↓↓↓

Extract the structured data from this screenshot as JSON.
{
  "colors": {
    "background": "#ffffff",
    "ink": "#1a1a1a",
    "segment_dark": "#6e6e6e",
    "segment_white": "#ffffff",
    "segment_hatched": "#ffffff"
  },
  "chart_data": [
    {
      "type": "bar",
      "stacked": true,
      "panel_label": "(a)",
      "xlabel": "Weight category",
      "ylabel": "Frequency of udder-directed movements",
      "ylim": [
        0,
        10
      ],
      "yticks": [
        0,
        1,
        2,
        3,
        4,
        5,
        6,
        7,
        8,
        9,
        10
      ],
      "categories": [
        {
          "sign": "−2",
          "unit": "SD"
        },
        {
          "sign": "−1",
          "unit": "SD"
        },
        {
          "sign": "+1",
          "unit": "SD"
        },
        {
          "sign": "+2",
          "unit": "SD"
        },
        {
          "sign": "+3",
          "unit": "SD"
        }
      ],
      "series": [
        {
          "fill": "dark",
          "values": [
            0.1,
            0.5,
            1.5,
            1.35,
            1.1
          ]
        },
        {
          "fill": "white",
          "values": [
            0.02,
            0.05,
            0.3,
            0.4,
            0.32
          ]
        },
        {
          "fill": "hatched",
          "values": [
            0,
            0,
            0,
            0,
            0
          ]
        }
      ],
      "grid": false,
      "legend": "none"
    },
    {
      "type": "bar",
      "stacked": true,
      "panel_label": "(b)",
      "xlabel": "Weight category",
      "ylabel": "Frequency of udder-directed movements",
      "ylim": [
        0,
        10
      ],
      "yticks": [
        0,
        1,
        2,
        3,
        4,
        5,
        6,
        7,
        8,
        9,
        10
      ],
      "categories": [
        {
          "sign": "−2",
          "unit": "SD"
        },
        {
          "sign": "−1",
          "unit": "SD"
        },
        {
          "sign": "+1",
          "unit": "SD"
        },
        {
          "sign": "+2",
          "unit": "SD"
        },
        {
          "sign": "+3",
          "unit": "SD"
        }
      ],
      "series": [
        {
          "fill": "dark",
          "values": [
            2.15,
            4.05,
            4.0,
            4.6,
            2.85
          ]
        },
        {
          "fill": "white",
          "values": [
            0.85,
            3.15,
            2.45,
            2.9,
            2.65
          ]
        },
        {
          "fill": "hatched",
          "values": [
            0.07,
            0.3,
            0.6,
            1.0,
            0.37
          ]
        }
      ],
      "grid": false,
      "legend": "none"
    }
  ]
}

↑↑↑

■ Aim: Going through the entries above line by line, work out how many lines include the word "ffffff". Only the number is required.

■ Correct response: 3